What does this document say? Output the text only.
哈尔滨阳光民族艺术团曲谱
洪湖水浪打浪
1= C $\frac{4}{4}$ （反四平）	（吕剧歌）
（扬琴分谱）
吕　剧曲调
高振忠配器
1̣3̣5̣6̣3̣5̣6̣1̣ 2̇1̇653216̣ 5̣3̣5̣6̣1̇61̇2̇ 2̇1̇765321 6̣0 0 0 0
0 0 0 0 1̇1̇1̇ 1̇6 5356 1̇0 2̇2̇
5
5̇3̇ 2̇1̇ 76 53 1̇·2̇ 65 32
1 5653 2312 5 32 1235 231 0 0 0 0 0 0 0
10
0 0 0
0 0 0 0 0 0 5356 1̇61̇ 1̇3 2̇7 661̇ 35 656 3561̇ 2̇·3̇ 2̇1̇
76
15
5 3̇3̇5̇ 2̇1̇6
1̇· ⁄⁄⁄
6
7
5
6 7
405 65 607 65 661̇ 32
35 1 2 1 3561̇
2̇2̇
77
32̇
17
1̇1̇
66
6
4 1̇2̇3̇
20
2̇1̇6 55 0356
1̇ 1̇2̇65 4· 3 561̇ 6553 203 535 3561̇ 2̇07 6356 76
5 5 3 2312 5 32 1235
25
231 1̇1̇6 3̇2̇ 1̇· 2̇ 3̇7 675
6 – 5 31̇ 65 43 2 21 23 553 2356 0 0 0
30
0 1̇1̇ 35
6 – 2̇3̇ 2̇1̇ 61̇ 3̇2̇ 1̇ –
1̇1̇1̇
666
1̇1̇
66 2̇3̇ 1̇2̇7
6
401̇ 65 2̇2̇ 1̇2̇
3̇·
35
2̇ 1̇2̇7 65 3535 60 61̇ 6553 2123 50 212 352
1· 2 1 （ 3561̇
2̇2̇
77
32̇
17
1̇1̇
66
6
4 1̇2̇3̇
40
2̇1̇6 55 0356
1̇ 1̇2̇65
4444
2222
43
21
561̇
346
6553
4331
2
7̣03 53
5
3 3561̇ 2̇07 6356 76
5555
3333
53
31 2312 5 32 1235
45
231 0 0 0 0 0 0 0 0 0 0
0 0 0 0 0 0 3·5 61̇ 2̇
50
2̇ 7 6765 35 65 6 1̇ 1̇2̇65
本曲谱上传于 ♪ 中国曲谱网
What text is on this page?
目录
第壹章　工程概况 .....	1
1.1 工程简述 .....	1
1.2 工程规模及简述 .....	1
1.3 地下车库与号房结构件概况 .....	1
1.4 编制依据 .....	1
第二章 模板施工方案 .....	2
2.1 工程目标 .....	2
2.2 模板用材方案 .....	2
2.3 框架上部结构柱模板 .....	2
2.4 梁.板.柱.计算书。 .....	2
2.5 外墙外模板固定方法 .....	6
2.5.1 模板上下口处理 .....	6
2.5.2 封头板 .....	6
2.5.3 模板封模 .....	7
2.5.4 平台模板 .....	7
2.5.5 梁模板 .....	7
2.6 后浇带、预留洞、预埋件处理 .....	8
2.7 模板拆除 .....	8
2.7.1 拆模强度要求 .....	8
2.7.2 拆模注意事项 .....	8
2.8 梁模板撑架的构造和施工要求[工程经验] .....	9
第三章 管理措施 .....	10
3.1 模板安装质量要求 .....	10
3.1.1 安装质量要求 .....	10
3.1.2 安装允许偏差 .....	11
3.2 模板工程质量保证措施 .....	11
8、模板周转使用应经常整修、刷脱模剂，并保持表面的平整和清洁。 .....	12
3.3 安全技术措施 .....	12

------

■ **WORK TO COMPLETE**
Look above for the line that holds "What text is on this page?", then copy it and each line after it exactly, through the last line of the data.

■ **RIGHT ANSWER**
What text is on this page?
目录
第壹章　工程概况 .....	1
1.1 工程简述 .....	1
1.2 工程规模及简述 .....	1
1.3 地下车库与号房结构件概况 .....	1
1.4 编制依据 .....	1
第二章 模板施工方案 .....	2
2.1 工程目标 .....	2
2.2 模板用材方案 .....	2
2.3 框架上部结构柱模板 .....	2
2.4 梁.板.柱.计算书。 .....	2
2.5 外墙外模板固定方法 .....	6
2.5.1 模板上下口处理 .....	6
2.5.2 封头板 .....	6
2.5.3 模板封模 .....	7
2.5.4 平台模板 .....	7
2.5.5 梁模板 .....	7
2.6 后浇带、预留洞、预埋件处理 .....	8
2.7 模板拆除 .....	8
2.7.1 拆模强度要求 .....	8
2.7.2 拆模注意事项 .....	8
2.8 梁模板撑架的构造和施工要求[工程经验] .....	9
第三章 管理措施 .....	10
3.1 模板安装质量要求 .....	10
3.1.1 安装质量要求 .....	10
3.1.2 安装允许偏差 .....	11
3.2 模板工程质量保证措施 .....	11
8、模板周转使用应经常整修、刷脱模剂，并保持表面的平整和清洁。 .....	12
3.3 安全技术措施 .....	12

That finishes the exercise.